● **Task details**: Where a line holds the string "surface", return that line.

● **The input**:
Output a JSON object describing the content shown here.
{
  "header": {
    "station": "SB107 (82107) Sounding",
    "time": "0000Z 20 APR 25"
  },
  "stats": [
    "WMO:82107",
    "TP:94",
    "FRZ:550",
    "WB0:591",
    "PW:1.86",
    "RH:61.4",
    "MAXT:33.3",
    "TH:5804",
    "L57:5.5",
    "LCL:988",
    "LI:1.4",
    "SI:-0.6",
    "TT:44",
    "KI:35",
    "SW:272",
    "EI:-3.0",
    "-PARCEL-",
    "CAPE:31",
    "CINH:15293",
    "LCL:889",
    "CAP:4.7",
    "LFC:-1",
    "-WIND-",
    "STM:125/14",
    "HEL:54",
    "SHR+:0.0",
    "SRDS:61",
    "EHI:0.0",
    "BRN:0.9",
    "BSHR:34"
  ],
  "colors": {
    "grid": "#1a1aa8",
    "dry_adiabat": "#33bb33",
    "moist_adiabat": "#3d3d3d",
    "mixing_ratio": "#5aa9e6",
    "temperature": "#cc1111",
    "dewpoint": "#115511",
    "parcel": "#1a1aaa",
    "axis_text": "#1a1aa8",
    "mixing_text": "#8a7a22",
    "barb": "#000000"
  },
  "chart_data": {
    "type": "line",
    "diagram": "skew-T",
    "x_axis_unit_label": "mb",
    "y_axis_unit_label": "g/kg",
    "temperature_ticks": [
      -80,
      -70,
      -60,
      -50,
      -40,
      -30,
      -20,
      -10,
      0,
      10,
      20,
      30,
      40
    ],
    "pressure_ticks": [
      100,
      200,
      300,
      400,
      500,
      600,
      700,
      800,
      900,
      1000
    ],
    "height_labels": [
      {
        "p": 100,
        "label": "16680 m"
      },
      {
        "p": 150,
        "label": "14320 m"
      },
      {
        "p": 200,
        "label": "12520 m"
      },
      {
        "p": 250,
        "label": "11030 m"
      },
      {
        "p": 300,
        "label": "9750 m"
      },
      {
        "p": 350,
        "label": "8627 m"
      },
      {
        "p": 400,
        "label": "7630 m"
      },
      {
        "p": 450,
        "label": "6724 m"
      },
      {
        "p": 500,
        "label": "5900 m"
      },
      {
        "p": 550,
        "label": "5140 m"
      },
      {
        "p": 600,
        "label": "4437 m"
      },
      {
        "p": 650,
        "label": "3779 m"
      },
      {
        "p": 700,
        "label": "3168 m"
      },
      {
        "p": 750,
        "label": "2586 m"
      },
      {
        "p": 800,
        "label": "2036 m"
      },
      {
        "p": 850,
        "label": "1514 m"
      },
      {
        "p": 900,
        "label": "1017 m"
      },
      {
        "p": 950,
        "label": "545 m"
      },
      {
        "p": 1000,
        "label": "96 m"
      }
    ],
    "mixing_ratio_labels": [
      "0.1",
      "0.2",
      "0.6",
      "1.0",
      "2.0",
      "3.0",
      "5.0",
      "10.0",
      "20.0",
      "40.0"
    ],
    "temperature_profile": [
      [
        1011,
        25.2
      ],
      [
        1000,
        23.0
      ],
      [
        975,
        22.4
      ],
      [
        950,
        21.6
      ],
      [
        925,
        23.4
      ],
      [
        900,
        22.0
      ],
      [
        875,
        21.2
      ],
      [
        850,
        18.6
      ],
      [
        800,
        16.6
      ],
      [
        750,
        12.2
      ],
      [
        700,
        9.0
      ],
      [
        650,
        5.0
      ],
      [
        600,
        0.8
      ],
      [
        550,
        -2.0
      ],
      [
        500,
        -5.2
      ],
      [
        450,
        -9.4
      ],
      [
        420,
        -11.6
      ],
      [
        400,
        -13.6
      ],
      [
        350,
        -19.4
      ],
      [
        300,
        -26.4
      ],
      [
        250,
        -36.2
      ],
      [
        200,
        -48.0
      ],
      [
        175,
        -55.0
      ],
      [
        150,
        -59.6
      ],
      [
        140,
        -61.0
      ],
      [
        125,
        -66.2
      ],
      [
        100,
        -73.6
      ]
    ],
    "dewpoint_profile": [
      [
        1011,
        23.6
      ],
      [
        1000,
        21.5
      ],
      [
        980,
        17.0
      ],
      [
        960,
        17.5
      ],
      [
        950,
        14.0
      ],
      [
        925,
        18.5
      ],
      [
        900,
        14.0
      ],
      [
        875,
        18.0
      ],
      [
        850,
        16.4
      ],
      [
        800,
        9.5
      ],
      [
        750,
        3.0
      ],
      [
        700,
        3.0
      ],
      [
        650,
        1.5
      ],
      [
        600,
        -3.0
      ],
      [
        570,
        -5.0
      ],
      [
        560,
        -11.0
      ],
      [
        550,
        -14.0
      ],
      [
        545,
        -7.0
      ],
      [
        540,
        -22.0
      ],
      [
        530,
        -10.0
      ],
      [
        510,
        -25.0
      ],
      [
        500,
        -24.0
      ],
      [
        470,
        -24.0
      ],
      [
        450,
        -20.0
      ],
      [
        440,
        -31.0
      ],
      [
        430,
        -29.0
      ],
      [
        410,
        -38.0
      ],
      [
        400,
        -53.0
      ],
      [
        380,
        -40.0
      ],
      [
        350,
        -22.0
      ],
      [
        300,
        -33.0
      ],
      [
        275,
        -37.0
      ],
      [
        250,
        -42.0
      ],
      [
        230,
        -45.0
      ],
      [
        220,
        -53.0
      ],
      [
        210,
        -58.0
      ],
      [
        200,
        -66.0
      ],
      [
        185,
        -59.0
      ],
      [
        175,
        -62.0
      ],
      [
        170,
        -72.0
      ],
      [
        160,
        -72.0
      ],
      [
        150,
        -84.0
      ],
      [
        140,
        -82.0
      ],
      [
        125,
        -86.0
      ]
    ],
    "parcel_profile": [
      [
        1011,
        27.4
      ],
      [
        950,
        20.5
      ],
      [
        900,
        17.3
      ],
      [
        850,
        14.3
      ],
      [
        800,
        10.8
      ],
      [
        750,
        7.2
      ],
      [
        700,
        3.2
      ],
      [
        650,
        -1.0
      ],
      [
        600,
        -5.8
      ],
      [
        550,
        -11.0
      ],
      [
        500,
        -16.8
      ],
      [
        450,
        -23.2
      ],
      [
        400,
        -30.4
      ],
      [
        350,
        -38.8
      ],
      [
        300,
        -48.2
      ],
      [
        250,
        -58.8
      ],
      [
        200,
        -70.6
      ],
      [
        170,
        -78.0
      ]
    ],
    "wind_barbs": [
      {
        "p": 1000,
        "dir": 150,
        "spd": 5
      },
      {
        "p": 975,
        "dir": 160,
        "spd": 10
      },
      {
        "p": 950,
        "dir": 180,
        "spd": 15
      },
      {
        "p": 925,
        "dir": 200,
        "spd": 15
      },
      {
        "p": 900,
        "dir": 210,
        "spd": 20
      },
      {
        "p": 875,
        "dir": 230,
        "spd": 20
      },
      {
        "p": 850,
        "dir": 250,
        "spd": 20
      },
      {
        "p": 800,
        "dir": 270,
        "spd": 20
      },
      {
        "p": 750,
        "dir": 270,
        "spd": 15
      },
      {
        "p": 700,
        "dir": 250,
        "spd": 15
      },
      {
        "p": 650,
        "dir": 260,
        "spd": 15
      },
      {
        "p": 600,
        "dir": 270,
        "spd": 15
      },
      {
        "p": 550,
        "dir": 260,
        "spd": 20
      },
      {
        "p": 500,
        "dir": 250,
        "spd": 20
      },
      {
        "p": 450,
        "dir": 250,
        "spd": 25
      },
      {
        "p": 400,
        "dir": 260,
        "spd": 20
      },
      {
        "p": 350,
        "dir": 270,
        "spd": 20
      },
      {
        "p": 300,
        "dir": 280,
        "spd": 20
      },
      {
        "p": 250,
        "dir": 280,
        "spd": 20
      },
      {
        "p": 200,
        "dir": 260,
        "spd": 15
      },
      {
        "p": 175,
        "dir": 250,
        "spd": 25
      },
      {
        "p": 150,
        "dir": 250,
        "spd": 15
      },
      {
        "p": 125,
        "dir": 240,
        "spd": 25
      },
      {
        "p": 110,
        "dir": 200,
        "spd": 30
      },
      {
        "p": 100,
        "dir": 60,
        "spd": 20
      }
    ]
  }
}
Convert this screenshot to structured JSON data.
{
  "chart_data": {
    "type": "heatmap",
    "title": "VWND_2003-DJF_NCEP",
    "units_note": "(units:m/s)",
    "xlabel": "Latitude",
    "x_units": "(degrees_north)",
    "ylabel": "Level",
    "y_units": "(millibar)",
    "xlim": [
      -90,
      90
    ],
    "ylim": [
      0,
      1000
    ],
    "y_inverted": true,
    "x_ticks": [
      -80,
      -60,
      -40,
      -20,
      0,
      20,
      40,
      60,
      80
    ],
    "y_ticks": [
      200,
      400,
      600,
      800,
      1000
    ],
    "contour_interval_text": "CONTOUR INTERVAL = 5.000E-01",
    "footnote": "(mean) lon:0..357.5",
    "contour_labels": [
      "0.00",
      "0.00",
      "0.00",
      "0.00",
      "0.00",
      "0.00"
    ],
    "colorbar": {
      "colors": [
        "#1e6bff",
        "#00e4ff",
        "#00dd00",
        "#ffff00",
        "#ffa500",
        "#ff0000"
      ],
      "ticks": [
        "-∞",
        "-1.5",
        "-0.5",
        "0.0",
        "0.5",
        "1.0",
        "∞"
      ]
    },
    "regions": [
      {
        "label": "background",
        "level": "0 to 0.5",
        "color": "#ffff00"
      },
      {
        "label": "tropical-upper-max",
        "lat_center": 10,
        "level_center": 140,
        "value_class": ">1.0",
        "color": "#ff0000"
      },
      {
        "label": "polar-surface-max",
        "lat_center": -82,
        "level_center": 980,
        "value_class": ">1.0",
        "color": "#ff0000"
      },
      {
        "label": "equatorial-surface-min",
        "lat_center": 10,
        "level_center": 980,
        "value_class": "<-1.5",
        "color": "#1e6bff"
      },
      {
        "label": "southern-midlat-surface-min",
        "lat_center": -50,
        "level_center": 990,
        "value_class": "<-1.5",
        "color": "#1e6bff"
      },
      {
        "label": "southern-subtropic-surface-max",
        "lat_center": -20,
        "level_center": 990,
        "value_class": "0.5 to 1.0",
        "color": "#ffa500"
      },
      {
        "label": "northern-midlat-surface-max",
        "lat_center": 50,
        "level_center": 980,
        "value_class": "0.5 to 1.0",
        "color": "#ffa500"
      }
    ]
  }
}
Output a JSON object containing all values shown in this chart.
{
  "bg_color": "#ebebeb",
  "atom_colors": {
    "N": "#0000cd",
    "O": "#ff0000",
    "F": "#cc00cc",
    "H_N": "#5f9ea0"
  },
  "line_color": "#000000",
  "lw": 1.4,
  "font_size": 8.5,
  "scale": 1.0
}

● **Task result**:
        "label": "polar-surface-max",
        "label": "equatorial-surface-min",
        "label": "southern-midlat-surface-min",
        "label": "southern-subtropic-surface-max",
        "label": "northern-midlat-surface-max",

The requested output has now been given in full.